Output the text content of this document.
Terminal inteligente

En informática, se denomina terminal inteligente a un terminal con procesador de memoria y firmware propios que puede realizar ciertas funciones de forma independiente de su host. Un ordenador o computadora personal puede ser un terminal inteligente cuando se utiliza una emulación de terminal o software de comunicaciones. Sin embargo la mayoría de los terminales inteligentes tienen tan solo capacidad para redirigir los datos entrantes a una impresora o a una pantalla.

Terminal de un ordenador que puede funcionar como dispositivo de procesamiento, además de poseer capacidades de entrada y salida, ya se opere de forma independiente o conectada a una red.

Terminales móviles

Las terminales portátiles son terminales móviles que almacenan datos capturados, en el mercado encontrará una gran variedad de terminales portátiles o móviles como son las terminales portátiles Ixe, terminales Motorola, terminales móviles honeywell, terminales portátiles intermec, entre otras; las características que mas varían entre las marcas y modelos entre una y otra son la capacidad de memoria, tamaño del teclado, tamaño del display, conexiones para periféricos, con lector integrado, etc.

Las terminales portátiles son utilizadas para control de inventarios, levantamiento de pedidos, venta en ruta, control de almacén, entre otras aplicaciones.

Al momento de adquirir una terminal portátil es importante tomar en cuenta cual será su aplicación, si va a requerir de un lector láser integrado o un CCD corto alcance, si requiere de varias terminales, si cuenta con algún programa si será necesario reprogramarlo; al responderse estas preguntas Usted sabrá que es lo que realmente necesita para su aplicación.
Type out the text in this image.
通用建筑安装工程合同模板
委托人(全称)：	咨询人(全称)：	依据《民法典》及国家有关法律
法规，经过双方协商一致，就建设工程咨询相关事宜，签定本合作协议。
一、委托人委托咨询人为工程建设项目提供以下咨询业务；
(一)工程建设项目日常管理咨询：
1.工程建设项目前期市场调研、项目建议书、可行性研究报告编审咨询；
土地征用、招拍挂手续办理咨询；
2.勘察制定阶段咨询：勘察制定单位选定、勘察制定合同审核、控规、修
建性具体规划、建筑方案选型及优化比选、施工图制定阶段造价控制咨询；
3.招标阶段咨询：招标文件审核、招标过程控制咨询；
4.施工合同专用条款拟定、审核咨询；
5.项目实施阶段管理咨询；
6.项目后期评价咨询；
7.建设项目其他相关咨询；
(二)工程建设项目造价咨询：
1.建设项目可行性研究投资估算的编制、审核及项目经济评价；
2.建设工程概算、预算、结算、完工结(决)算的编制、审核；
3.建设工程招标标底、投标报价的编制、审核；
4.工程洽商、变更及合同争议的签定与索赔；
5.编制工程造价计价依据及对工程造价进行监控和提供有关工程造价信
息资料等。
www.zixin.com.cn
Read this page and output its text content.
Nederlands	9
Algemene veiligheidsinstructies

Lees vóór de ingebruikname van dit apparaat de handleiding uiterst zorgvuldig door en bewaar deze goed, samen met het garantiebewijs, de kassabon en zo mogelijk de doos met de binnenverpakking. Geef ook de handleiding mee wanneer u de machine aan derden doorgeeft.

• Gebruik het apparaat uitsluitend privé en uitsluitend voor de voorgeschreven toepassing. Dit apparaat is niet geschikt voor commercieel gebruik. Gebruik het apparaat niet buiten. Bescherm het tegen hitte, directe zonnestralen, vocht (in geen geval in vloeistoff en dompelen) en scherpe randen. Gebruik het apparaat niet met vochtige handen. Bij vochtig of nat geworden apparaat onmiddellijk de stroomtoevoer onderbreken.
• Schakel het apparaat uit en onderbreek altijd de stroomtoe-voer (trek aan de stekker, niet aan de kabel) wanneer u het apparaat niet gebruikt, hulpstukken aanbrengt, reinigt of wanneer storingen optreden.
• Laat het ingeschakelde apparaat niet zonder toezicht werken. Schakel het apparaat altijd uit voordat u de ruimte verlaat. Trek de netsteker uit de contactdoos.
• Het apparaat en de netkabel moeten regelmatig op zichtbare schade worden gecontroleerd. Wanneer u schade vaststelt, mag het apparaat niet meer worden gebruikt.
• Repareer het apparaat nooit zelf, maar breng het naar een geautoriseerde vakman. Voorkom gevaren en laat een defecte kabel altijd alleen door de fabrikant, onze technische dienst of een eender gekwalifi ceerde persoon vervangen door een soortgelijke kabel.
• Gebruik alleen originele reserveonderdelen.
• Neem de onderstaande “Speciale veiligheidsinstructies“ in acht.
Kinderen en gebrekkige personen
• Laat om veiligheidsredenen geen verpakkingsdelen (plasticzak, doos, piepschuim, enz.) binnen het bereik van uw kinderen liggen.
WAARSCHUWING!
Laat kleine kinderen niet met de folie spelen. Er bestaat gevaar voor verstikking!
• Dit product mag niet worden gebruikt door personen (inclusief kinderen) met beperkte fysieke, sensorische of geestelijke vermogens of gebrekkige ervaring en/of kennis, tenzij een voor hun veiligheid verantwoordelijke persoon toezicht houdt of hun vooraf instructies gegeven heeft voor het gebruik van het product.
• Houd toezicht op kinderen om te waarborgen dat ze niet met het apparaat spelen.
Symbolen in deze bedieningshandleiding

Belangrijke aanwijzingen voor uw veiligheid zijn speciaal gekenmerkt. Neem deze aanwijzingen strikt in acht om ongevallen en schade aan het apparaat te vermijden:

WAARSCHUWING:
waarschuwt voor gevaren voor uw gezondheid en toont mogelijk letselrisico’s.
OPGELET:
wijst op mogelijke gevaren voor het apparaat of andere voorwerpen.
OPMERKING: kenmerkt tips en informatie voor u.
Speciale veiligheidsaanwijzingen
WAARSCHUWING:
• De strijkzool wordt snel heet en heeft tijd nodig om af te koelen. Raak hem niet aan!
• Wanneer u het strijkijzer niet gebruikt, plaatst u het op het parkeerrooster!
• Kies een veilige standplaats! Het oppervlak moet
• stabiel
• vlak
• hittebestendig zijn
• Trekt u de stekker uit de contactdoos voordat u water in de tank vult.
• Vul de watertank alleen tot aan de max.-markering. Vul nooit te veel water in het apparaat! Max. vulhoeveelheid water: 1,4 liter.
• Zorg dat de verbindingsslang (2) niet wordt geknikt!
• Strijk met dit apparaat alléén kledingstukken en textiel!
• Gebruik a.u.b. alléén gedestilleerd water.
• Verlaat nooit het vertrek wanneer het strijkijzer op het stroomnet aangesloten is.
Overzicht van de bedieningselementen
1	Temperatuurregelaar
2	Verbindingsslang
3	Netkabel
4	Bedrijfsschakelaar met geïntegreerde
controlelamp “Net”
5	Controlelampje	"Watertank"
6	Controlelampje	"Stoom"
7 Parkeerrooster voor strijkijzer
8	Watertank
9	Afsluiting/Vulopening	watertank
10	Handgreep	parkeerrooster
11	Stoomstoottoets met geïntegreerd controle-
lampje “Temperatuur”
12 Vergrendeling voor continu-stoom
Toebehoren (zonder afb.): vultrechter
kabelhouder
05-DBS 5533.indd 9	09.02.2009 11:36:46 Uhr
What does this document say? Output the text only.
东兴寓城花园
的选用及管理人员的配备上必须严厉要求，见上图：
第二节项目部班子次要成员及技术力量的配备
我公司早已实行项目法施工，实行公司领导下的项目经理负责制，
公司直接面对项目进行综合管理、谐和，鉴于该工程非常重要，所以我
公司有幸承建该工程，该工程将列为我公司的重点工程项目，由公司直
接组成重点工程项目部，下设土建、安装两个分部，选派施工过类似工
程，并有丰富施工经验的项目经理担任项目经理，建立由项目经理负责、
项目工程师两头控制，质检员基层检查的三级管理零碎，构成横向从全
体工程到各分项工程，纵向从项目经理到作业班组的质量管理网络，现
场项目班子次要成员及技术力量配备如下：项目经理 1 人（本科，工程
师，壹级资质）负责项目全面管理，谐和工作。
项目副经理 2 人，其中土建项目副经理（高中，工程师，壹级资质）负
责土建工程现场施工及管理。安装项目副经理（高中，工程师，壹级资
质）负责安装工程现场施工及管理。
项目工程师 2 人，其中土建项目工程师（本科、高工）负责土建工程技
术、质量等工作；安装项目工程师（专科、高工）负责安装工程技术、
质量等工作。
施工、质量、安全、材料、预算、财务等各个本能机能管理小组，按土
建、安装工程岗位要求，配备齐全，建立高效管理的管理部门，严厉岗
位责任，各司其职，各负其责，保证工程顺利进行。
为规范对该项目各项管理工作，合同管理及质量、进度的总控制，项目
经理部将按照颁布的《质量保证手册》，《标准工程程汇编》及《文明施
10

──────────

WHAT IS BEING ASKED ▸ Pick out the lines containing the word "schade" and show them.

CORRECT OUTPUT ▸
• Het apparaat en de netkabel moeten regelmatig op zichtbare schade worden gecontroleerd. Wanneer u schade vaststelt, mag het apparaat niet meer worden gebruikt.
Belangrijke aanwijzingen voor uw veiligheid zijn speciaal gekenmerkt. Neem deze aanwijzingen strikt in acht om ongevallen en schade aan het apparaat te vermijden:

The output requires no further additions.